- **Task input**:
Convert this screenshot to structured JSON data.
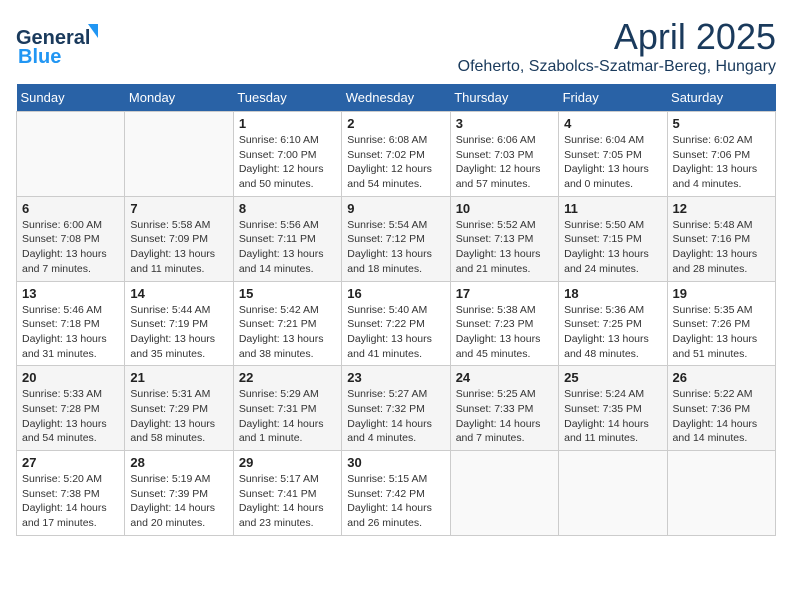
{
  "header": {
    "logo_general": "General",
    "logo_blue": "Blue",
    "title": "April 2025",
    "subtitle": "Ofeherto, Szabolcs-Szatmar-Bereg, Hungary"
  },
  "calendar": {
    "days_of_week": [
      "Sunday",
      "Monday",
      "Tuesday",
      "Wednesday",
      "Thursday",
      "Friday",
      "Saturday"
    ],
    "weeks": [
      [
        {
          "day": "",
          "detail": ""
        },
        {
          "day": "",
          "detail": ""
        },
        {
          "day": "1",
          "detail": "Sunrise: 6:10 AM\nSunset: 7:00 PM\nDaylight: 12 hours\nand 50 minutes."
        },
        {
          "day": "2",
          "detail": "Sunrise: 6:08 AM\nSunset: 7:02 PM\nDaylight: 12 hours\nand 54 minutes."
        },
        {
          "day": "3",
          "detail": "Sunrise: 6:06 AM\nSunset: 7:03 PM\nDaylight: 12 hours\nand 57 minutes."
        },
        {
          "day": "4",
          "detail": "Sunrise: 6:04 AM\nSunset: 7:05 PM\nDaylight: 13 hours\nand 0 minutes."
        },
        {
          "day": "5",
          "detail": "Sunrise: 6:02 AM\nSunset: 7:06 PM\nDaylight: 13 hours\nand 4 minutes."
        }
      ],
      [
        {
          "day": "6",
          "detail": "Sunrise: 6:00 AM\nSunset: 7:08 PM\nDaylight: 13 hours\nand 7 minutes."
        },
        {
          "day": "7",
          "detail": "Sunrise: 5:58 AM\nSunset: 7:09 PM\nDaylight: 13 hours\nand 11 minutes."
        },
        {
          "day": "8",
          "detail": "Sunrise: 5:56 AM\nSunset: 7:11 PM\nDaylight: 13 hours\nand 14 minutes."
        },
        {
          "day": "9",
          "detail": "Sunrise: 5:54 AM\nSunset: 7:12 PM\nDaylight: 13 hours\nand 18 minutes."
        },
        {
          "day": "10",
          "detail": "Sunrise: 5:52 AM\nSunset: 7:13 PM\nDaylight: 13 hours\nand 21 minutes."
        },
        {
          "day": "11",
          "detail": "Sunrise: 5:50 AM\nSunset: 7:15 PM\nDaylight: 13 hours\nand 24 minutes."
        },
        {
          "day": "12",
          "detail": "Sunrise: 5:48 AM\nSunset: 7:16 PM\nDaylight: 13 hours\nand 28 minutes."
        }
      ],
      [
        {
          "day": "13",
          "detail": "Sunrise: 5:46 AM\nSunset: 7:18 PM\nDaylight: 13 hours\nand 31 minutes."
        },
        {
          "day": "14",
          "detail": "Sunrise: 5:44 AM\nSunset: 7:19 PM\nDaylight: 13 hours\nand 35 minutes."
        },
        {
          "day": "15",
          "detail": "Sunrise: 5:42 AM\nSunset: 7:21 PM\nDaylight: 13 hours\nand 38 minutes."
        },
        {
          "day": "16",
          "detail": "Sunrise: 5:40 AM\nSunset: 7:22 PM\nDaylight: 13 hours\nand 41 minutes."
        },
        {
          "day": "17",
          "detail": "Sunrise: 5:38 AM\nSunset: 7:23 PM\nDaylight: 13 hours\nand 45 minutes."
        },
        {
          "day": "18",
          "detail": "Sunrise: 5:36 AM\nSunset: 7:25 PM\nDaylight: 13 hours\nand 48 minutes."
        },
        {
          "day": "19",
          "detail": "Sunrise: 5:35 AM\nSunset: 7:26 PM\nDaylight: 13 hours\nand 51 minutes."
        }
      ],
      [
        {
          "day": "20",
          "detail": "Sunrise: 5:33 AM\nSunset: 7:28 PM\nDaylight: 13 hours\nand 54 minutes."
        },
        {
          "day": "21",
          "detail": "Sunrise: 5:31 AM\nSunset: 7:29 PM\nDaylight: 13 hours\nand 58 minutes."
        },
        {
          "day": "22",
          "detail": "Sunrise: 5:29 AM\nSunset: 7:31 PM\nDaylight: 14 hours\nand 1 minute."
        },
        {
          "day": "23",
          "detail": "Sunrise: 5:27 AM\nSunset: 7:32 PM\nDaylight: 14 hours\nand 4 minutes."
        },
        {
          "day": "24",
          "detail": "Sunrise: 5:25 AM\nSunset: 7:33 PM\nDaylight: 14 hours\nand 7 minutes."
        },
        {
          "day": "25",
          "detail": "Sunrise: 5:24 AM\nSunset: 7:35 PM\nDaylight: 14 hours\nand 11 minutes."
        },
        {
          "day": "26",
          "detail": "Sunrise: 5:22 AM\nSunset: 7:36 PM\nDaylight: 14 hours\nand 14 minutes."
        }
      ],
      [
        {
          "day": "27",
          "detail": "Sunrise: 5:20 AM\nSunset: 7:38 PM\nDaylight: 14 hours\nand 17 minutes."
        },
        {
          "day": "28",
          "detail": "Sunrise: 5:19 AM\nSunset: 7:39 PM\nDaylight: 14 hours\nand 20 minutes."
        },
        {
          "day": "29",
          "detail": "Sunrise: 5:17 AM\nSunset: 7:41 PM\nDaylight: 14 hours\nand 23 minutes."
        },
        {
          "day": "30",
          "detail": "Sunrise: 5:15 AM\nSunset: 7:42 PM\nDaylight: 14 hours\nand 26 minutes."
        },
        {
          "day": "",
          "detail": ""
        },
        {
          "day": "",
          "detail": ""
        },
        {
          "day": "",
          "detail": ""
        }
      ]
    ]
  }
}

- **Given exercise**: Copy all the lines of data exactly as they appear, dropping any images.

- **The completed task**:
Convert this screenshot to structured JSON data.
{
  "header": {
    "logo_general": "General",
    "logo_blue": "Blue",
    "title": "April 2025",
    "subtitle": "Ofeherto, Szabolcs-Szatmar-Bereg, Hungary"
  },
  "calendar": {
    "days_of_week": [
      "Sunday",
      "Monday",
      "Tuesday",
      "Wednesday",
      "Thursday",
      "Friday",
      "Saturday"
    ],
    "weeks": [
      [
        {
          "day": "",
          "detail": ""
        },
        {
          "day": "",
          "detail": ""
        },
        {
          "day": "1",
          "detail": "Sunrise: 6:10 AM\nSunset: 7:00 PM\nDaylight: 12 hours\nand 50 minutes."
        },
        {
          "day": "2",
          "detail": "Sunrise: 6:08 AM\nSunset: 7:02 PM\nDaylight: 12 hours\nand 54 minutes."
        },
        {
          "day": "3",
          "detail": "Sunrise: 6:06 AM\nSunset: 7:03 PM\nDaylight: 12 hours\nand 57 minutes."
        },
        {
          "day": "4",
          "detail": "Sunrise: 6:04 AM\nSunset: 7:05 PM\nDaylight: 13 hours\nand 0 minutes."
        },
        {
          "day": "5",
          "detail": "Sunrise: 6:02 AM\nSunset: 7:06 PM\nDaylight: 13 hours\nand 4 minutes."
        }
      ],
      [
        {
          "day": "6",
          "detail": "Sunrise: 6:00 AM\nSunset: 7:08 PM\nDaylight: 13 hours\nand 7 minutes."
        },
        {
          "day": "7",
          "detail": "Sunrise: 5:58 AM\nSunset: 7:09 PM\nDaylight: 13 hours\nand 11 minutes."
        },
        {
          "day": "8",
          "detail": "Sunrise: 5:56 AM\nSunset: 7:11 PM\nDaylight: 13 hours\nand 14 minutes."
        },
        {
          "day": "9",
          "detail": "Sunrise: 5:54 AM\nSunset: 7:12 PM\nDaylight: 13 hours\nand 18 minutes."
        },
        {
          "day": "10",
          "detail": "Sunrise: 5:52 AM\nSunset: 7:13 PM\nDaylight: 13 hours\nand 21 minutes."
        },
        {
          "day": "11",
          "detail": "Sunrise: 5:50 AM\nSunset: 7:15 PM\nDaylight: 13 hours\nand 24 minutes."
        },
        {
          "day": "12",
          "detail": "Sunrise: 5:48 AM\nSunset: 7:16 PM\nDaylight: 13 hours\nand 28 minutes."
        }
      ],
      [
        {
          "day": "13",
          "detail": "Sunrise: 5:46 AM\nSunset: 7:18 PM\nDaylight: 13 hours\nand 31 minutes."
        },
        {
          "day": "14",
          "detail": "Sunrise: 5:44 AM\nSunset: 7:19 PM\nDaylight: 13 hours\nand 35 minutes."
        },
        {
          "day": "15",
          "detail": "Sunrise: 5:42 AM\nSunset: 7:21 PM\nDaylight: 13 hours\nand 38 minutes."
        },
        {
          "day": "16",
          "detail": "Sunrise: 5:40 AM\nSunset: 7:22 PM\nDaylight: 13 hours\nand 41 minutes."
        },
        {
          "day": "17",
          "detail": "Sunrise: 5:38 AM\nSunset: 7:23 PM\nDaylight: 13 hours\nand 45 minutes."
        },
        {
          "day": "18",
          "detail": "Sunrise: 5:36 AM\nSunset: 7:25 PM\nDaylight: 13 hours\nand 48 minutes."
        },
        {
          "day": "19",
          "detail": "Sunrise: 5:35 AM\nSunset: 7:26 PM\nDaylight: 13 hours\nand 51 minutes."
        }
      ],
      [
        {
          "day": "20",
          "detail": "Sunrise: 5:33 AM\nSunset: 7:28 PM\nDaylight: 13 hours\nand 54 minutes."
        },
        {
          "day": "21",
          "detail": "Sunrise: 5:31 AM\nSunset: 7:29 PM\nDaylight: 13 hours\nand 58 minutes."
        },
        {
          "day": "22",
          "detail": "Sunrise: 5:29 AM\nSunset: 7:31 PM\nDaylight: 14 hours\nand 1 minute."
        },
        {
          "day": "23",
          "detail": "Sunrise: 5:27 AM\nSunset: 7:32 PM\nDaylight: 14 hours\nand 4 minutes."
        },
        {
          "day": "24",
          "detail": "Sunrise: 5:25 AM\nSunset: 7:33 PM\nDaylight: 14 hours\nand 7 minutes."
        },
        {
          "day": "25",
          "detail": "Sunrise: 5:24 AM\nSunset: 7:35 PM\nDaylight: 14 hours\nand 11 minutes."
        },
        {
          "day": "26",
          "detail": "Sunrise: 5:22 AM\nSunset: 7:36 PM\nDaylight: 14 hours\nand 14 minutes."
        }
      ],
      [
        {
          "day": "27",
          "detail": "Sunrise: 5:20 AM\nSunset: 7:38 PM\nDaylight: 14 hours\nand 17 minutes."
        },
        {
          "day": "28",
          "detail": "Sunrise: 5:19 AM\nSunset: 7:39 PM\nDaylight: 14 hours\nand 20 minutes."
        },
        {
          "day": "29",
          "detail": "Sunrise: 5:17 AM\nSunset: 7:41 PM\nDaylight: 14 hours\nand 23 minutes."
        },
        {
          "day": "30",
          "detail": "Sunrise: 5:15 AM\nSunset: 7:42 PM\nDaylight: 14 hours\nand 26 minutes."
        },
        {
          "day": "",
          "detail": ""
        },
        {
          "day": "",
          "detail": ""
        },
        {
          "day": "",
          "detail": ""
        }
      ]
    ]
  }
}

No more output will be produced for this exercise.